Goal: Restate the whole listing exactly.

┄┄┄┄┄┄┄┄┄┄

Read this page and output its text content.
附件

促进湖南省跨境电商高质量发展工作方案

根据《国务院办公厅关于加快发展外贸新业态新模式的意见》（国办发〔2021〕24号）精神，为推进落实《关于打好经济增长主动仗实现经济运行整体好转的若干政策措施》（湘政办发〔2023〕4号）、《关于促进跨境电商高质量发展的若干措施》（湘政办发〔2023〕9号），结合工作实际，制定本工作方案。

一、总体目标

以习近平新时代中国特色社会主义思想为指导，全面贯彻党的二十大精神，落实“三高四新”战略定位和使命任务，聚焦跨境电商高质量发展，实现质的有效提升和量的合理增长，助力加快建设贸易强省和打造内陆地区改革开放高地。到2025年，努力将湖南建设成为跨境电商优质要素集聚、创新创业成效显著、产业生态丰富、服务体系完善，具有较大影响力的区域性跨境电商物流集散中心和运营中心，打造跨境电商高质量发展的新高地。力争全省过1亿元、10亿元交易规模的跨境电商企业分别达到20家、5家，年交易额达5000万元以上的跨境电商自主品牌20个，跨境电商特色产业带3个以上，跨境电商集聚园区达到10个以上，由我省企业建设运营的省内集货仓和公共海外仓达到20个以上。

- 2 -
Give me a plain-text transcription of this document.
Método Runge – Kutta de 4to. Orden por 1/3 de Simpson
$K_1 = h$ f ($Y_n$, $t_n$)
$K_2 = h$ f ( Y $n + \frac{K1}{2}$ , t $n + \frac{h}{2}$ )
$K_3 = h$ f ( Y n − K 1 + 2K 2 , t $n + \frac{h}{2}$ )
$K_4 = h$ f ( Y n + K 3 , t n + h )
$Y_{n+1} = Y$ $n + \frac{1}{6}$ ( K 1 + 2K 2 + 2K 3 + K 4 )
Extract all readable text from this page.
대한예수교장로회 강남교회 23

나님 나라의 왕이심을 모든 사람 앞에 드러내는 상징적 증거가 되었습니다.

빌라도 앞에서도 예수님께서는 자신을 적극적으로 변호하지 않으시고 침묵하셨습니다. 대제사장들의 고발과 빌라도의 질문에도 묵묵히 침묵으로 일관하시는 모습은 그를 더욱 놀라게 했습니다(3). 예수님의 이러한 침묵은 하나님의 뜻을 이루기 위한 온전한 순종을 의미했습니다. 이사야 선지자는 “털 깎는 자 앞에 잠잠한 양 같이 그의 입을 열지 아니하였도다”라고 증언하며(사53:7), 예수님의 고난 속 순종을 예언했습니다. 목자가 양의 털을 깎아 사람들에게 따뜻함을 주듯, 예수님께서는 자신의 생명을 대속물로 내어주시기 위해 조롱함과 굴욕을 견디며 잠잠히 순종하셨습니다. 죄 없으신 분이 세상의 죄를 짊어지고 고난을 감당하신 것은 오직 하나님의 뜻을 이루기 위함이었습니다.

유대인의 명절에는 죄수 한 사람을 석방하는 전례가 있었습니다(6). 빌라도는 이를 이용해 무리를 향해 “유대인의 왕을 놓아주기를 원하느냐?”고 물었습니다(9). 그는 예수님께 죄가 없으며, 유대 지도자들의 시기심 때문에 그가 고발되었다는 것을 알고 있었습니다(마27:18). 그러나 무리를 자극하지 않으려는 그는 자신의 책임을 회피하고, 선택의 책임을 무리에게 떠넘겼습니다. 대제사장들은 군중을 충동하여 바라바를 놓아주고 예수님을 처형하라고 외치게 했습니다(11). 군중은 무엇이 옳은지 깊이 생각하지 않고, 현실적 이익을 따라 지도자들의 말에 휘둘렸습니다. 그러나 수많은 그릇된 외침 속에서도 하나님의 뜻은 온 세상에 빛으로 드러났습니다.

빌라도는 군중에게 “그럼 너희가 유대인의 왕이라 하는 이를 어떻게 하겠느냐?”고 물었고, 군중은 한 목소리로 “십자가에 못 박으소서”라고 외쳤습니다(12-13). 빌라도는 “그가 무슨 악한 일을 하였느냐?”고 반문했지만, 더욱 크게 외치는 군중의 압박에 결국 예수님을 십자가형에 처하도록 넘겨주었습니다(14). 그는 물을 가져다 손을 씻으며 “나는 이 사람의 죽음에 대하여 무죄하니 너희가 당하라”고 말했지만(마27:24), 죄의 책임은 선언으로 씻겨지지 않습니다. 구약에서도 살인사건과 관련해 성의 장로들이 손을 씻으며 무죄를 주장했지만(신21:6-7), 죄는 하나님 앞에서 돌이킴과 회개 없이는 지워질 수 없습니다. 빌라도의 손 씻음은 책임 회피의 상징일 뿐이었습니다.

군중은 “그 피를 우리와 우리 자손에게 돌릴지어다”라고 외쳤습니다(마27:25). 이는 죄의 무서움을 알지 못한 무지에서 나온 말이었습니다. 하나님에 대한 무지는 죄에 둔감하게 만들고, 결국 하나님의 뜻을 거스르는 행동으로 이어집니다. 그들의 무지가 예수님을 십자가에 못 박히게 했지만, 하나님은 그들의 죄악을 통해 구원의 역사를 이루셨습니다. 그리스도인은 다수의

┄┄┄┄┄┄┄┄┄┄

Answer below:
Read this page and output its text content.
附件

促进湖南省跨境电商高质量发展工作方案

根据《国务院办公厅关于加快发展外贸新业态新模式的意见》（国办发〔2021〕24号）精神，为推进落实《关于打好经济增长主动仗实现经济运行整体好转的若干政策措施》（湘政办发〔2023〕4号）、《关于促进跨境电商高质量发展的若干措施》（湘政办发〔2023〕9号），结合工作实际，制定本工作方案。

一、总体目标

以习近平新时代中国特色社会主义思想为指导，全面贯彻党的二十大精神，落实“三高四新”战略定位和使命任务，聚焦跨境电商高质量发展，实现质的有效提升和量的合理增长，助力加快建设贸易强省和打造内陆地区改革开放高地。到2025年，努力将湖南建设成为跨境电商优质要素集聚、创新创业成效显著、产业生态丰富、服务体系完善，具有较大影响力的区域性跨境电商物流集散中心和运营中心，打造跨境电商高质量发展的新高地。力争全省过1亿元、10亿元交易规模的跨境电商企业分别达到20家、5家，年交易额达5000万元以上的跨境电商自主品牌20个，跨境电商特色产业带3个以上，跨境电商集聚园区达到10个以上，由我省企业建设运营的省内集货仓和公共海外仓达到20个以上。

- 2 -
Give me a plain-text transcription of this document.
Método Runge – Kutta de 4to. Orden por 1/3 de Simpson
$K_1 = h$ f ($Y_n$, $t_n$)
$K_2 = h$ f ( Y $n + \frac{K1}{2}$ , t $n + \frac{h}{2}$ )
$K_3 = h$ f ( Y n − K 1 + 2K 2 , t $n + \frac{h}{2}$ )
$K_4 = h$ f ( Y n + K 3 , t n + h )
$Y_{n+1} = Y$ $n + \frac{1}{6}$ ( K 1 + 2K 2 + 2K 3 + K 4 )
Extract all readable text from this page.
대한예수교장로회 강남교회 23

나님 나라의 왕이심을 모든 사람 앞에 드러내는 상징적 증거가 되었습니다.

빌라도 앞에서도 예수님께서는 자신을 적극적으로 변호하지 않으시고 침묵하셨습니다. 대제사장들의 고발과 빌라도의 질문에도 묵묵히 침묵으로 일관하시는 모습은 그를 더욱 놀라게 했습니다(3). 예수님의 이러한 침묵은 하나님의 뜻을 이루기 위한 온전한 순종을 의미했습니다. 이사야 선지자는 “털 깎는 자 앞에 잠잠한 양 같이 그의 입을 열지 아니하였도다”라고 증언하며(사53:7), 예수님의 고난 속 순종을 예언했습니다. 목자가 양의 털을 깎아 사람들에게 따뜻함을 주듯, 예수님께서는 자신의 생명을 대속물로 내어주시기 위해 조롱함과 굴욕을 견디며 잠잠히 순종하셨습니다. 죄 없으신 분이 세상의 죄를 짊어지고 고난을 감당하신 것은 오직 하나님의 뜻을 이루기 위함이었습니다.

유대인의 명절에는 죄수 한 사람을 석방하는 전례가 있었습니다(6). 빌라도는 이를 이용해 무리를 향해 “유대인의 왕을 놓아주기를 원하느냐?”고 물었습니다(9). 그는 예수님께 죄가 없으며, 유대 지도자들의 시기심 때문에 그가 고발되었다는 것을 알고 있었습니다(마27:18). 그러나 무리를 자극하지 않으려는 그는 자신의 책임을 회피하고, 선택의 책임을 무리에게 떠넘겼습니다. 대제사장들은 군중을 충동하여 바라바를 놓아주고 예수님을 처형하라고 외치게 했습니다(11). 군중은 무엇이 옳은지 깊이 생각하지 않고, 현실적 이익을 따라 지도자들의 말에 휘둘렸습니다. 그러나 수많은 그릇된 외침 속에서도 하나님의 뜻은 온 세상에 빛으로 드러났습니다.

빌라도는 군중에게 “그럼 너희가 유대인의 왕이라 하는 이를 어떻게 하겠느냐?”고 물었고, 군중은 한 목소리로 “십자가에 못 박으소서”라고 외쳤습니다(12-13). 빌라도는 “그가 무슨 악한 일을 하였느냐?”고 반문했지만, 더욱 크게 외치는 군중의 압박에 결국 예수님을 십자가형에 처하도록 넘겨주었습니다(14). 그는 물을 가져다 손을 씻으며 “나는 이 사람의 죽음에 대하여 무죄하니 너희가 당하라”고 말했지만(마27:24), 죄의 책임은 선언으로 씻겨지지 않습니다. 구약에서도 살인사건과 관련해 성의 장로들이 손을 씻으며 무죄를 주장했지만(신21:6-7), 죄는 하나님 앞에서 돌이킴과 회개 없이는 지워질 수 없습니다. 빌라도의 손 씻음은 책임 회피의 상징일 뿐이었습니다.

군중은 “그 피를 우리와 우리 자손에게 돌릴지어다”라고 외쳤습니다(마27:25). 이는 죄의 무서움을 알지 못한 무지에서 나온 말이었습니다. 하나님에 대한 무지는 죄에 둔감하게 만들고, 결국 하나님의 뜻을 거스르는 행동으로 이어집니다. 그들의 무지가 예수님을 십자가에 못 박히게 했지만, 하나님은 그들의 죄악을 통해 구원의 역사를 이루셨습니다. 그리스도인은 다수의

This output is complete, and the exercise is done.